WHAT THE TASK ASKS:
Give the number of lines that include the word "values", nothing more.

EXTRACTED RECORDS:
>>

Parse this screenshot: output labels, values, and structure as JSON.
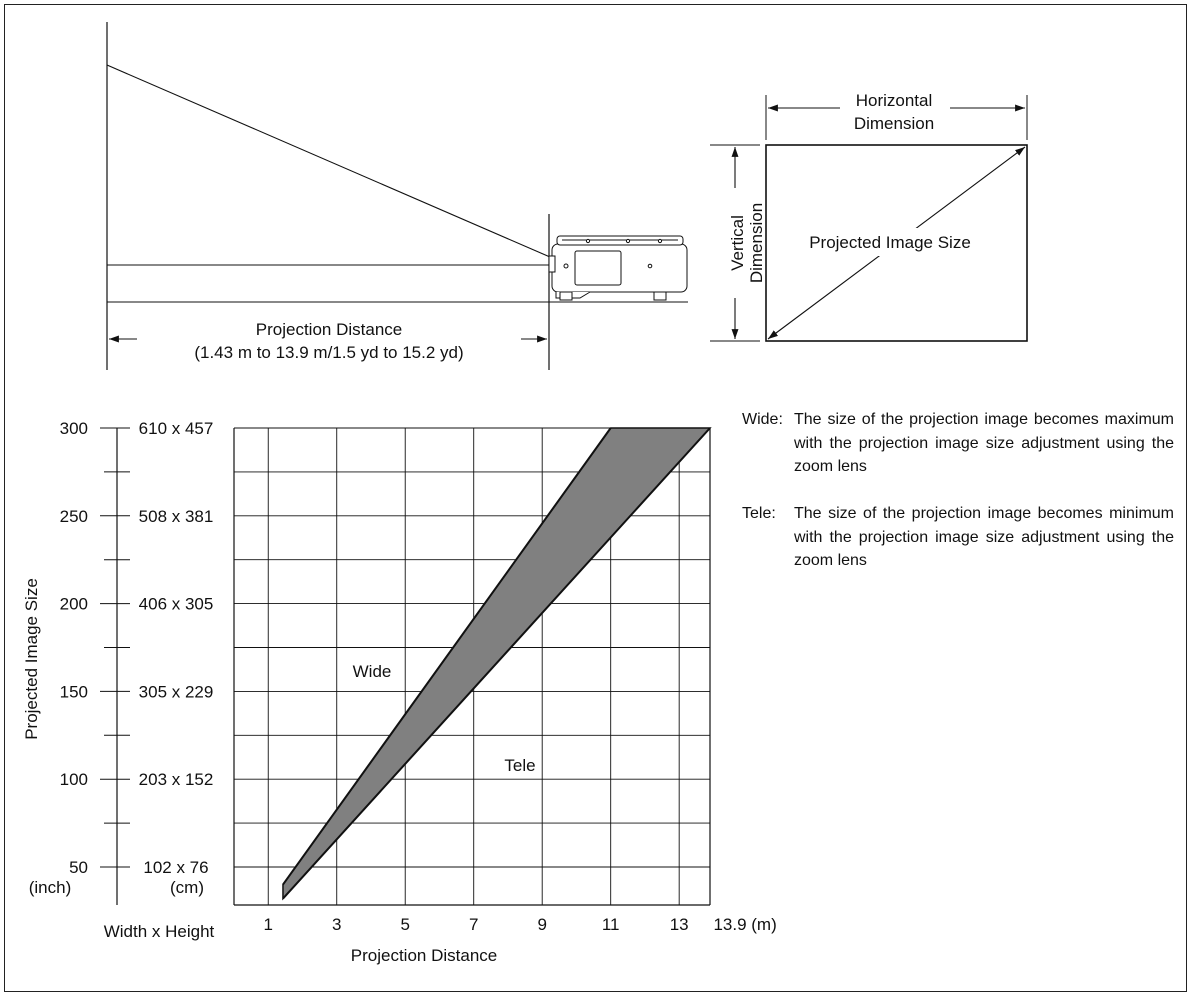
{
  "setup_diagram": {
    "projection_distance_label": "Projection Distance",
    "projection_distance_range": "(1.43 m to 13.9 m/1.5 yd to 15.2 yd)"
  },
  "screen_diagram": {
    "horizontal_label_line1": "Horizontal",
    "horizontal_label_line2": "Dimension",
    "vertical_label_line1": "Vertical",
    "vertical_label_line2": "Dimension",
    "diagonal_label": "Projected Image Size"
  },
  "chart_data": {
    "type": "area",
    "ylabel": "Projected Image Size",
    "xlabel": "Projection Distance",
    "x_unit": "(m)",
    "y_unit_inch": "(inch)",
    "y_unit_cm": "(cm)",
    "size_column_header": "Width x Height",
    "xlim": [
      0,
      13.9
    ],
    "ylim": [
      30,
      300
    ],
    "x_ticks": [
      "1",
      "3",
      "5",
      "7",
      "9",
      "11",
      "13",
      "13.9"
    ],
    "y_ticks": [
      {
        "inch": "300",
        "cm": "610 x 457",
        "value": 300
      },
      {
        "inch": "250",
        "cm": "508 x 381",
        "value": 250
      },
      {
        "inch": "200",
        "cm": "406 x 305",
        "value": 200
      },
      {
        "inch": "150",
        "cm": "305 x 229",
        "value": 150
      },
      {
        "inch": "100",
        "cm": "203 x 152",
        "value": 100
      },
      {
        "inch": "50",
        "cm": "102 x 76",
        "value": 50
      }
    ],
    "series": [
      {
        "name": "Wide",
        "points": [
          [
            1.43,
            40
          ],
          [
            11.0,
            300
          ]
        ]
      },
      {
        "name": "Tele",
        "points": [
          [
            1.43,
            32
          ],
          [
            13.9,
            300
          ]
        ]
      }
    ],
    "fill_color": "#808080"
  },
  "notes": [
    {
      "term": "Wide:",
      "text": "The size of the projection image becomes maximum with the projection image size adjustment using the zoom lens"
    },
    {
      "term": "Tele:",
      "text": "The size of the projection image becomes minimum with the projection image size adjustment using the zoom lens"
    }
  ]
}
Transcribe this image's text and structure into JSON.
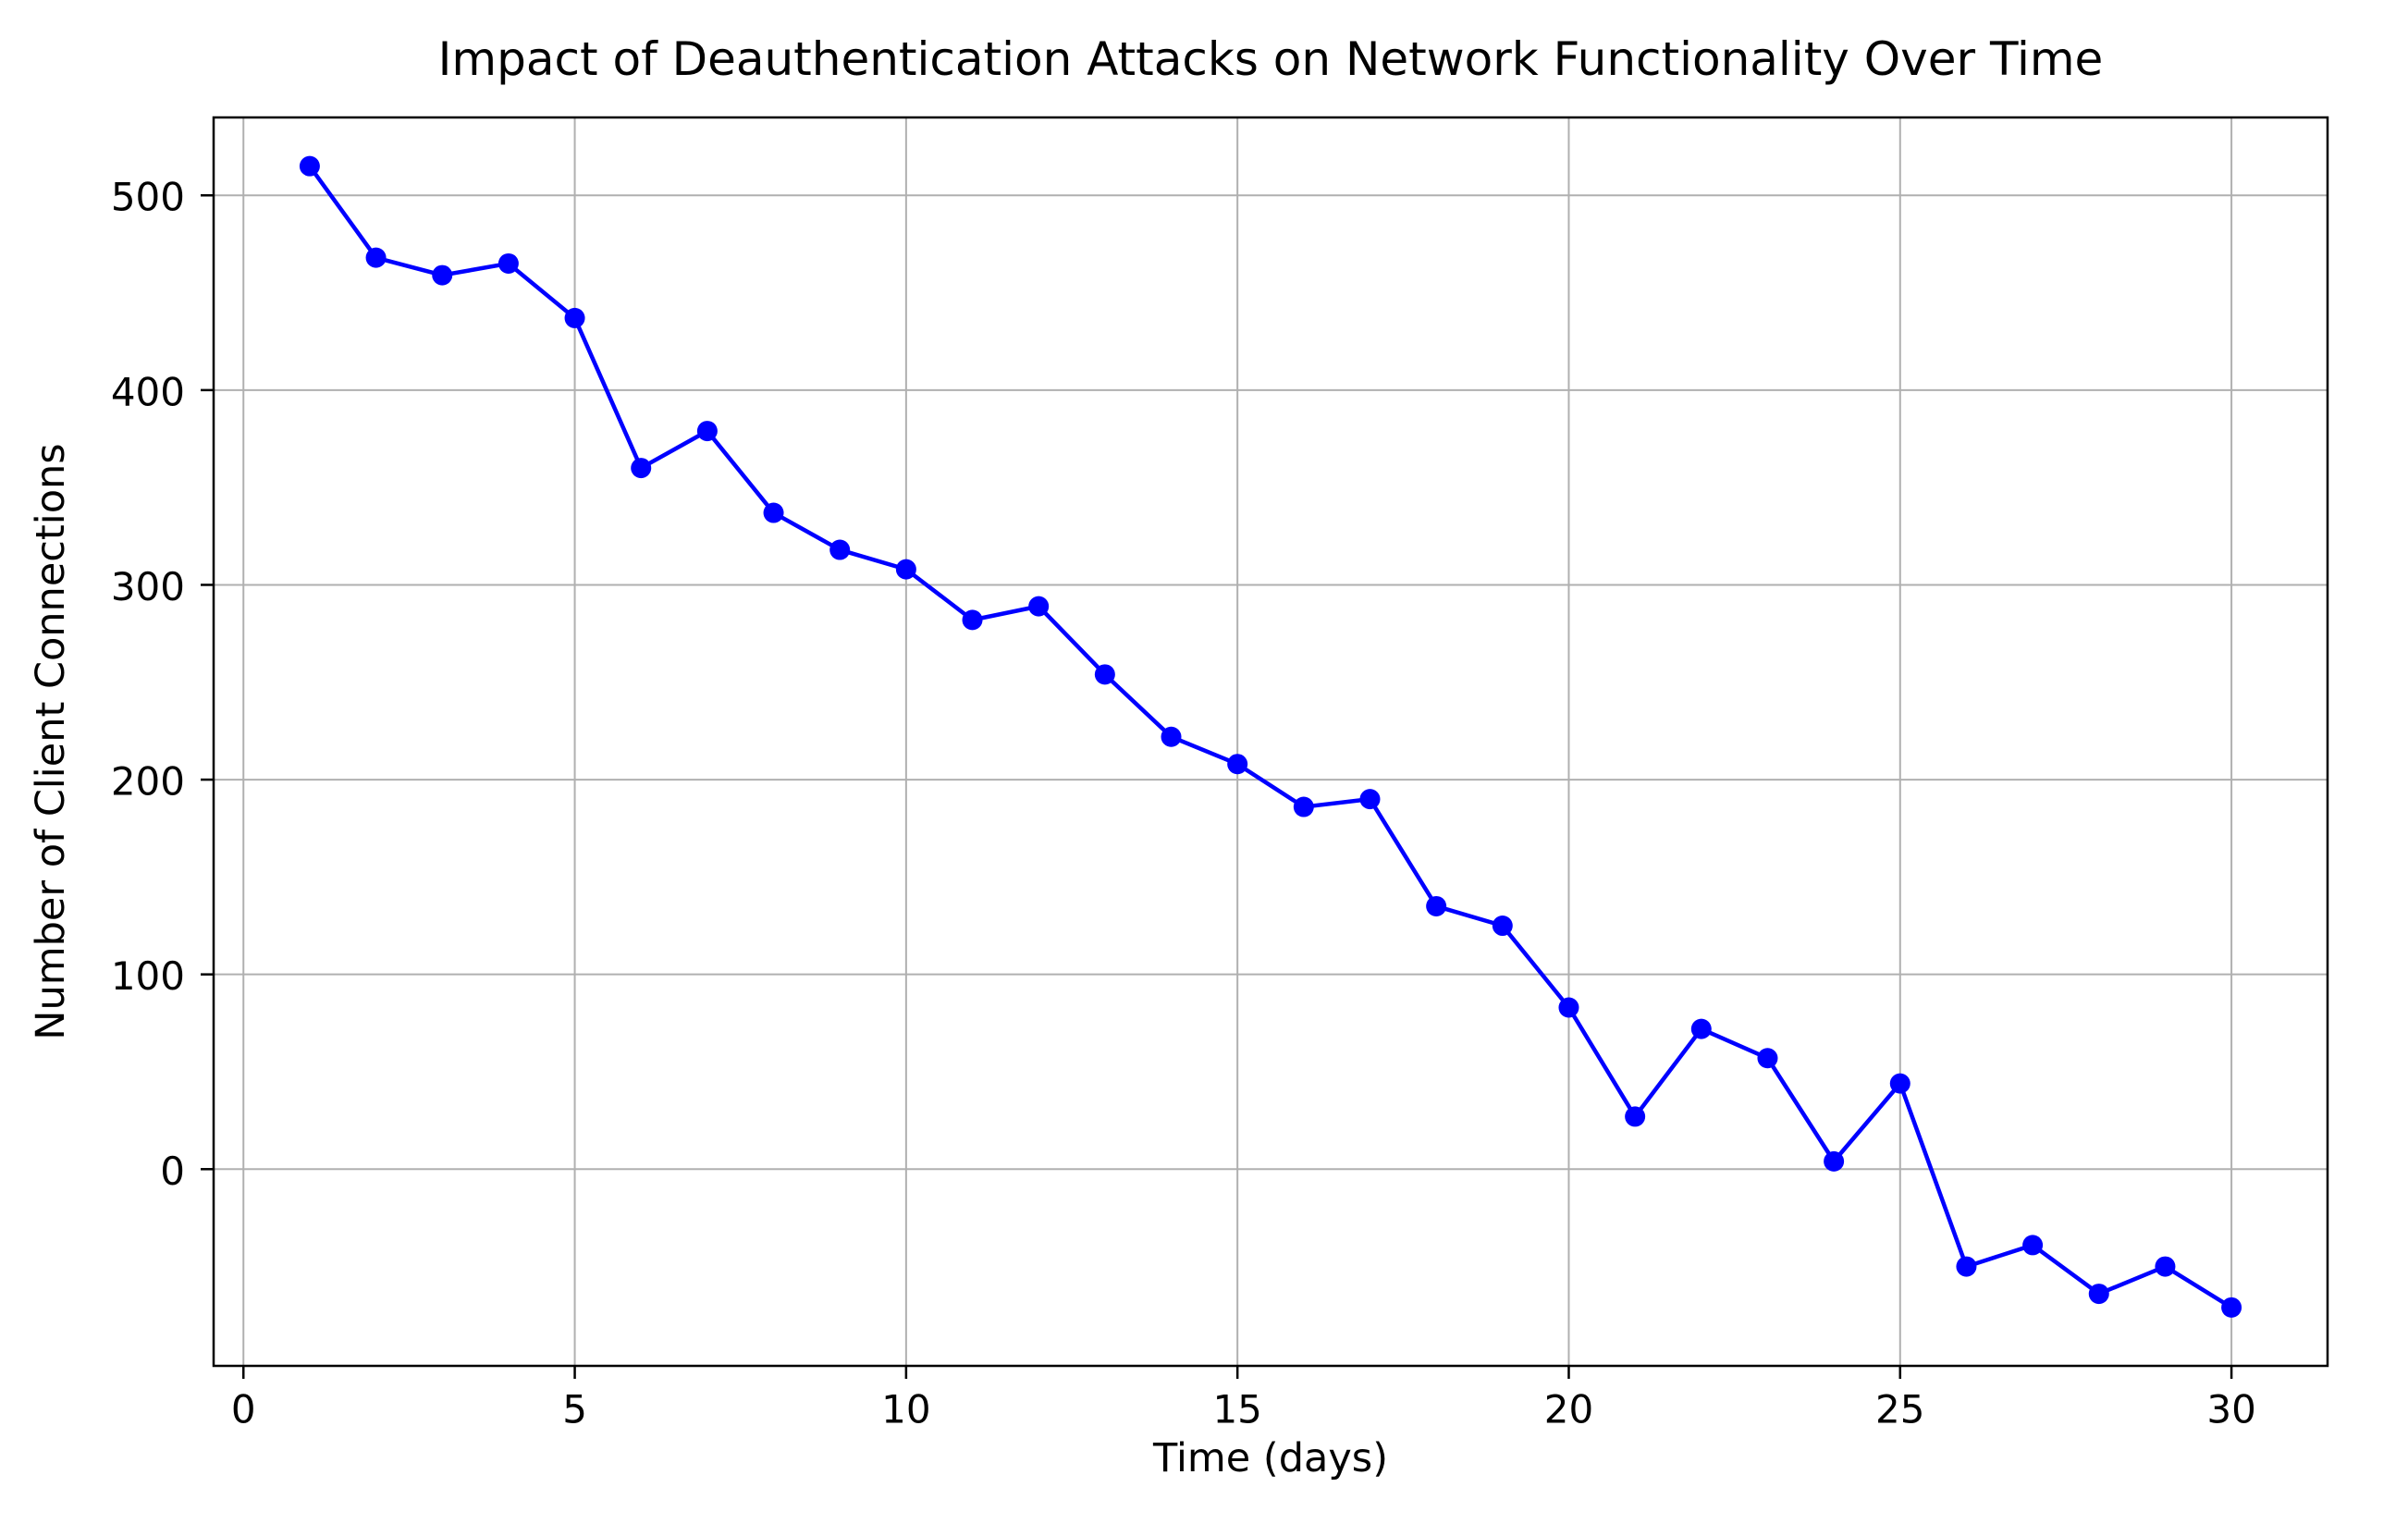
{
  "chart_data": {
    "type": "line",
    "title": "Impact of Deauthentication Attacks on Network Functionality Over Time",
    "xlabel": "Time (days)",
    "ylabel": "Number of Client Connections",
    "x": [
      1,
      2,
      3,
      4,
      5,
      6,
      7,
      8,
      9,
      10,
      11,
      12,
      13,
      14,
      15,
      16,
      17,
      18,
      19,
      20,
      21,
      22,
      23,
      24,
      25,
      26,
      27,
      28,
      29,
      30
    ],
    "values": [
      515,
      468,
      459,
      465,
      437,
      360,
      379,
      337,
      318,
      308,
      282,
      289,
      254,
      222,
      208,
      186,
      190,
      135,
      125,
      83,
      27,
      72,
      57,
      4,
      44,
      -50,
      -39,
      -64,
      -50,
      -71
    ],
    "x_ticks": [
      0,
      5,
      10,
      15,
      20,
      25,
      30
    ],
    "y_ticks": [
      0,
      100,
      200,
      300,
      400,
      500
    ],
    "xlim": [
      -0.45,
      31.45
    ],
    "ylim": [
      -101,
      540
    ],
    "grid": true,
    "legend": "none",
    "line_color": "#0000ff",
    "marker": "circle",
    "grid_color": "#b0b0b0",
    "spine_color": "#000000",
    "background_color": "#ffffff"
  }
}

<<

OUTPUT FOR THIS EXERCISE:
2